JOB: Where the string "horizontal" occurs in the material below, report the whole line.

INPUT DATA:

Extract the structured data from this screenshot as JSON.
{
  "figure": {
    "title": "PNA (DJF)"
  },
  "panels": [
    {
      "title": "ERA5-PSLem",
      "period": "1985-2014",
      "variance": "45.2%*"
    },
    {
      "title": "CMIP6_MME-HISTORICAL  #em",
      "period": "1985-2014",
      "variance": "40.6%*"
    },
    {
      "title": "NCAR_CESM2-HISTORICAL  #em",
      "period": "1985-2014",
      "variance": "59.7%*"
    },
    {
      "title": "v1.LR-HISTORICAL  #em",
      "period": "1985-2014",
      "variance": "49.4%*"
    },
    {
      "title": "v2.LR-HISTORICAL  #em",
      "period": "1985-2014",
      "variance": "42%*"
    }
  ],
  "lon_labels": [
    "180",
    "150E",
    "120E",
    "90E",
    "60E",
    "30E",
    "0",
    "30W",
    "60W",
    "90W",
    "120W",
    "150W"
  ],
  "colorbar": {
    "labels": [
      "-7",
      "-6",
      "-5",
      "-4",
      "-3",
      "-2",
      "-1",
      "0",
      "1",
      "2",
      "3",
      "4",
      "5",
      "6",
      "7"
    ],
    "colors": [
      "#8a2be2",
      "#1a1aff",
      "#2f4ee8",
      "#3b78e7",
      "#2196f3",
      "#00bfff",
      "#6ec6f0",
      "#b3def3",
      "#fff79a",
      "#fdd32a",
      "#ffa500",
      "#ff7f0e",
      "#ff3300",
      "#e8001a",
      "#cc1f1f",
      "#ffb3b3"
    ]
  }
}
...
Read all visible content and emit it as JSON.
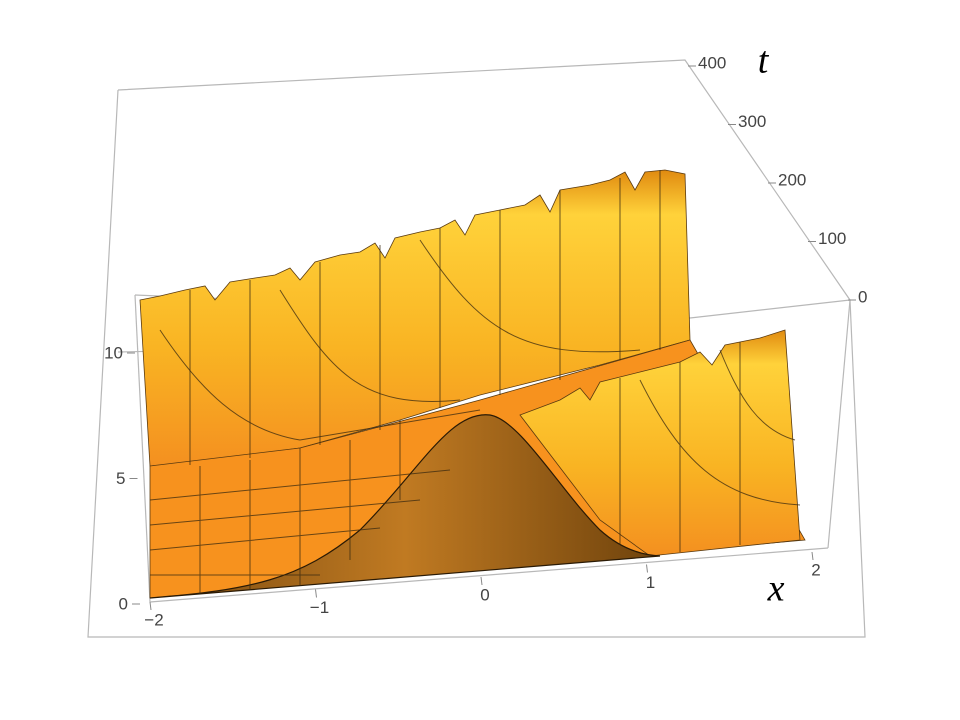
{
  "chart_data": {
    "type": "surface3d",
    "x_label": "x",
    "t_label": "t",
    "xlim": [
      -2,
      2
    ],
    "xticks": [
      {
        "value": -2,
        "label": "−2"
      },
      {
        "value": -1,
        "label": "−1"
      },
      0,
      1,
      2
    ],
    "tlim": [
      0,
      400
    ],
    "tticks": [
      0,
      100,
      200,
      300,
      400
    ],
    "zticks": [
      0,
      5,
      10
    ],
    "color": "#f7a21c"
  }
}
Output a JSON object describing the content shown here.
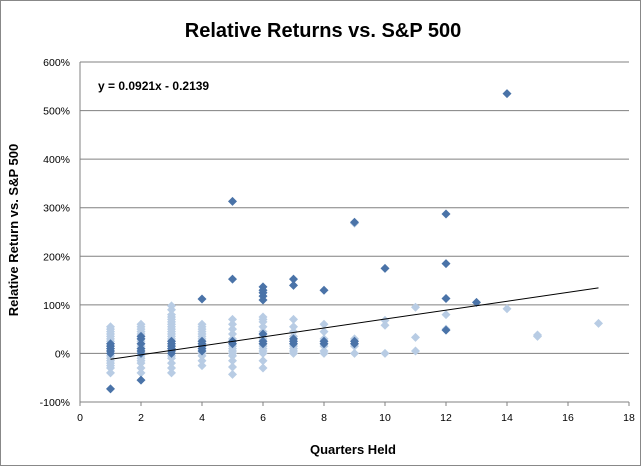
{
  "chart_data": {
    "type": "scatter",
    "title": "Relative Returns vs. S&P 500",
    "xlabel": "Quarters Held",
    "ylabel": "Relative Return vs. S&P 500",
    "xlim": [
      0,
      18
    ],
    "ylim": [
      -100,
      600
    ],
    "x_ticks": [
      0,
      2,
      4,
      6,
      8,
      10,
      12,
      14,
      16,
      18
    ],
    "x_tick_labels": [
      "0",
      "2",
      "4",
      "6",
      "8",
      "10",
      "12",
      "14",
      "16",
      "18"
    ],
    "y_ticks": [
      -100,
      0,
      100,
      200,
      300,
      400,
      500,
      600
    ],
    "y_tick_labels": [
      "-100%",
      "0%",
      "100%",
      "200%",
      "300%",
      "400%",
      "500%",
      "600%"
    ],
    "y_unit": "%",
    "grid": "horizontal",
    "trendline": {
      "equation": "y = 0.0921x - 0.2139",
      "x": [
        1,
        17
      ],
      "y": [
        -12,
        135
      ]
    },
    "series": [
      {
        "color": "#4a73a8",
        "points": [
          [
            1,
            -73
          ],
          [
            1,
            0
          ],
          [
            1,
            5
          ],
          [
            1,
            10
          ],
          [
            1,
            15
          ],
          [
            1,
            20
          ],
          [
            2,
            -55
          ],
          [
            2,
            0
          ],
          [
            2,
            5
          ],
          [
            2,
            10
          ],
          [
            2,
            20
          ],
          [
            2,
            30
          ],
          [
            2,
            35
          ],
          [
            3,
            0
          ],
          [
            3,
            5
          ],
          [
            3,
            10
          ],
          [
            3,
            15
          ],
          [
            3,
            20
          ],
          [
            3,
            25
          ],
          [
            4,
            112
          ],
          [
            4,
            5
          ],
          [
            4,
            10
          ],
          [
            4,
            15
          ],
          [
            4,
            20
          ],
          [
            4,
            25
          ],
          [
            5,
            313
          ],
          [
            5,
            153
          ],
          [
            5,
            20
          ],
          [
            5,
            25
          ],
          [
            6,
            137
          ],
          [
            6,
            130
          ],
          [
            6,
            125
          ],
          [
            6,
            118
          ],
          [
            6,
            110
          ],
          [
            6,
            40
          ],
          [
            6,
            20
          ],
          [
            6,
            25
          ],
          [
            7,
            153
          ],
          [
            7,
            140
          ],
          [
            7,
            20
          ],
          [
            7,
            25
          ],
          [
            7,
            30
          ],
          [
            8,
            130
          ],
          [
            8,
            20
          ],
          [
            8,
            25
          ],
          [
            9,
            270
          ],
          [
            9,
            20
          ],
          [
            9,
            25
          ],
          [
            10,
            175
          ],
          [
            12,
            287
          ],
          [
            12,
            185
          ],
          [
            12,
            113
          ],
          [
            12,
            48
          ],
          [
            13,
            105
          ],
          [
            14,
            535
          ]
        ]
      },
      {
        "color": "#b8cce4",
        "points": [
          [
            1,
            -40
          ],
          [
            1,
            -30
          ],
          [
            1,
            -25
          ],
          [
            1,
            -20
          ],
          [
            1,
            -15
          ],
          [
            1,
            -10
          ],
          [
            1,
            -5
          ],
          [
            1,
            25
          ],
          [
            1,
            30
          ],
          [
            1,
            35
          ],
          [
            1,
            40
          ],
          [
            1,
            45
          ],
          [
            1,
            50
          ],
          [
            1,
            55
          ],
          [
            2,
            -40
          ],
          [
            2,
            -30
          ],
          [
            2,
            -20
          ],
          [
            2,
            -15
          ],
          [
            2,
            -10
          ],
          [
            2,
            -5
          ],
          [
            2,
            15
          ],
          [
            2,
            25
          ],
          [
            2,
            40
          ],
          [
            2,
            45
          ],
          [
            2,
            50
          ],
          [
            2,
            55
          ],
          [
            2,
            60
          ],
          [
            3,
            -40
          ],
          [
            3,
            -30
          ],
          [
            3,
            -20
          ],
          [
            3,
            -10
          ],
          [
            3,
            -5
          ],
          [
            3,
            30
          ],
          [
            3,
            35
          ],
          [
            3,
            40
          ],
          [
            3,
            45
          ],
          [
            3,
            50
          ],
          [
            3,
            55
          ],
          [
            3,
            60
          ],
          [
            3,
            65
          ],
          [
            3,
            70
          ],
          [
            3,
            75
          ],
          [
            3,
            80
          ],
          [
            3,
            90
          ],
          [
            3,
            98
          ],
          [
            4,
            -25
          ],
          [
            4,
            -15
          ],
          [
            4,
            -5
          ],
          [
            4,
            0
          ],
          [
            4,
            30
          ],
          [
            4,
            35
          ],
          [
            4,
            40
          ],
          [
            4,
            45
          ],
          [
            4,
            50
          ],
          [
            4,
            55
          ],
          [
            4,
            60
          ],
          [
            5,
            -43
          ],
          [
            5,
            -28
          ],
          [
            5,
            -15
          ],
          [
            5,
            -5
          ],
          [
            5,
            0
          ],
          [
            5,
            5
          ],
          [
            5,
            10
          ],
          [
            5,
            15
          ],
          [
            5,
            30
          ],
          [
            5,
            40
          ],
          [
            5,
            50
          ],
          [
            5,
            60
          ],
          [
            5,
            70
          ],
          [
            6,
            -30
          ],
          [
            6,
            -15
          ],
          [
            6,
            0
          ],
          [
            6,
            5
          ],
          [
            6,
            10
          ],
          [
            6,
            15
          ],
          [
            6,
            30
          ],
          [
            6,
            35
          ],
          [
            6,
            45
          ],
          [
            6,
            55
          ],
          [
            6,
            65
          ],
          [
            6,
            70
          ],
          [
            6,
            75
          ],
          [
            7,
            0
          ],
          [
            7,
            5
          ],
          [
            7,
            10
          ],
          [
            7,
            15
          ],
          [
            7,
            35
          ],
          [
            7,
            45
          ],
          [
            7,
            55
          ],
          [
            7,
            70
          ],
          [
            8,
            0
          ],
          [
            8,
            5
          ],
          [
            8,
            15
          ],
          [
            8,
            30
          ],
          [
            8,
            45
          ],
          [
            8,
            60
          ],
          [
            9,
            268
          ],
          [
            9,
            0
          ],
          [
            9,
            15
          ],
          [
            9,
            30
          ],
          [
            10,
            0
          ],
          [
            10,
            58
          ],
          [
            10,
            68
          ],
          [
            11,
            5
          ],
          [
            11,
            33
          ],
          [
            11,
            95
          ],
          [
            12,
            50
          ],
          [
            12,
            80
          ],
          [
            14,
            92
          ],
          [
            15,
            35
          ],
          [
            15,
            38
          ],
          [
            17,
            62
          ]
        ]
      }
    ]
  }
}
--
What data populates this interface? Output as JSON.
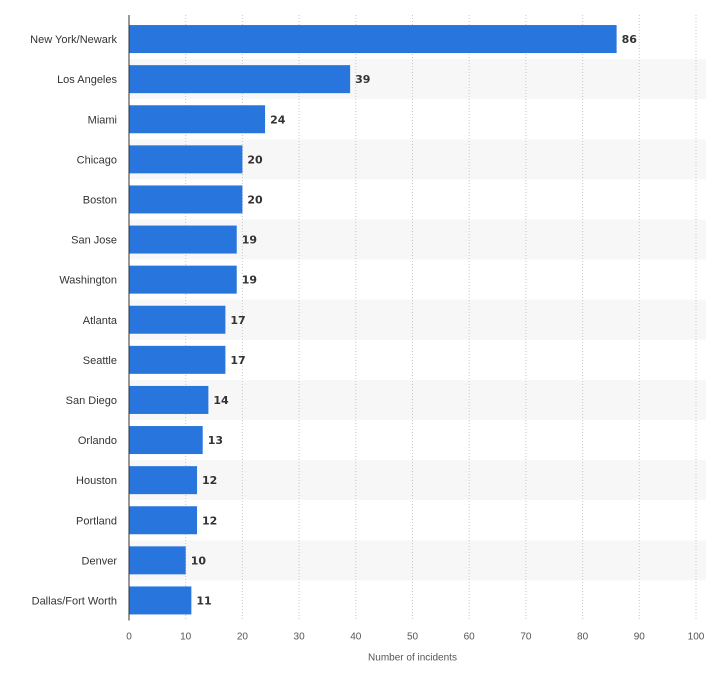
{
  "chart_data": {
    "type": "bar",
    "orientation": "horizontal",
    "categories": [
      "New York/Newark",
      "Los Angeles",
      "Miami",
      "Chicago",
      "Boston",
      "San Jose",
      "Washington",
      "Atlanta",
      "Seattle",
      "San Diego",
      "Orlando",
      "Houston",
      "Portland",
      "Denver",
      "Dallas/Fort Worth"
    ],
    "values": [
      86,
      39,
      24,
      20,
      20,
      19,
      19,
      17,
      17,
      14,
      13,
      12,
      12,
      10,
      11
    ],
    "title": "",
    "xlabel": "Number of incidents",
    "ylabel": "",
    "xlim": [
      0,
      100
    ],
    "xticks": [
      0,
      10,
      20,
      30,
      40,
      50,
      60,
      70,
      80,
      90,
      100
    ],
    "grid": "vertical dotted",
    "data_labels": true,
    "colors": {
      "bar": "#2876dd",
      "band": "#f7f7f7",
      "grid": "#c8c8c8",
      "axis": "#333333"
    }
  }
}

PROBLEM SOLUTION:
    "grid": "horizontal",
    "orientation": "horizontal",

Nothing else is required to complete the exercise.